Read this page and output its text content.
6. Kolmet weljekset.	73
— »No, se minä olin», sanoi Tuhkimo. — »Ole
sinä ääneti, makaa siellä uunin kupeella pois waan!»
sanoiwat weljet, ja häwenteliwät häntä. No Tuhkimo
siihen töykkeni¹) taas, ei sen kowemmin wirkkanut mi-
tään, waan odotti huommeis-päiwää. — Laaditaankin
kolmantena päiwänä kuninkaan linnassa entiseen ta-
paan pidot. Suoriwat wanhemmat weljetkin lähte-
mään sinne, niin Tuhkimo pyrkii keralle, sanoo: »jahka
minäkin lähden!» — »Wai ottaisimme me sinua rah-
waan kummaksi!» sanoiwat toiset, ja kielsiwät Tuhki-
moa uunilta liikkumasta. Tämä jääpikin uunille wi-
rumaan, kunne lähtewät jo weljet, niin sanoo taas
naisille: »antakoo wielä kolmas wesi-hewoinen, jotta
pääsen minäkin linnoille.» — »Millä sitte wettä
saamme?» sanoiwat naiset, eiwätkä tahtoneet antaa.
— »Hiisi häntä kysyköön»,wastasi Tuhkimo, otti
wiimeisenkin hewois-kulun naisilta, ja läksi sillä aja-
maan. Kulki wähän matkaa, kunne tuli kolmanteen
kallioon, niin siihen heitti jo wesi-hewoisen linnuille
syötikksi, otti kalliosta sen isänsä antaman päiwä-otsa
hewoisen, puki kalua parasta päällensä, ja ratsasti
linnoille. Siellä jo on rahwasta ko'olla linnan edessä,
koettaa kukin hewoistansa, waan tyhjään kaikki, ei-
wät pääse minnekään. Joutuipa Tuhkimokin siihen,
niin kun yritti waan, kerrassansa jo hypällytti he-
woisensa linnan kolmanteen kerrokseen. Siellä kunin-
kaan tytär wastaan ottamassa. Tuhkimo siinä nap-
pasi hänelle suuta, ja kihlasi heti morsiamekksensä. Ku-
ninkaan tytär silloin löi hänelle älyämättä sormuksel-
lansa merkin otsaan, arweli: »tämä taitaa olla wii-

━━━━━━━━━━━━━━━━

### OBJECTIVE:
Give back the whole listing, word for word.

### REPLY:
Read this page and output its text content.
6. Kolmet weljekset.	73
— »No, se minä olin», sanoi Tuhkimo. — »Ole
sinä ääneti, makaa siellä uunin kupeella pois waan!»
sanoiwat weljet, ja häwenteliwät häntä. No Tuhkimo
siihen töykkeni¹) taas, ei sen kowemmin wirkkanut mi-
tään, waan odotti huommeis-päiwää. — Laaditaankin
kolmantena päiwänä kuninkaan linnassa entiseen ta-
paan pidot. Suoriwat wanhemmat weljetkin lähte-
mään sinne, niin Tuhkimo pyrkii keralle, sanoo: »jahka
minäkin lähden!» — »Wai ottaisimme me sinua rah-
waan kummaksi!» sanoiwat toiset, ja kielsiwät Tuhki-
moa uunilta liikkumasta. Tämä jääpikin uunille wi-
rumaan, kunne lähtewät jo weljet, niin sanoo taas
naisille: »antakoo wielä kolmas wesi-hewoinen, jotta
pääsen minäkin linnoille.» — »Millä sitte wettä
saamme?» sanoiwat naiset, eiwätkä tahtoneet antaa.
— »Hiisi häntä kysyköön»,wastasi Tuhkimo, otti
wiimeisenkin hewois-kulun naisilta, ja läksi sillä aja-
maan. Kulki wähän matkaa, kunne tuli kolmanteen
kallioon, niin siihen heitti jo wesi-hewoisen linnuille
syötikksi, otti kalliosta sen isänsä antaman päiwä-otsa
hewoisen, puki kalua parasta päällensä, ja ratsasti
linnoille. Siellä jo on rahwasta ko'olla linnan edessä,
koettaa kukin hewoistansa, waan tyhjään kaikki, ei-
wät pääse minnekään. Joutuipa Tuhkimokin siihen,
niin kun yritti waan, kerrassansa jo hypällytti he-
woisensa linnan kolmanteen kerrokseen. Siellä kunin-
kaan tytär wastaan ottamassa. Tuhkimo siinä nap-
pasi hänelle suuta, ja kihlasi heti morsiamekksensä. Ku-
ninkaan tytär silloin löi hänelle älyämättä sormuksel-
lansa merkin otsaan, arweli: »tämä taitaa olla wii-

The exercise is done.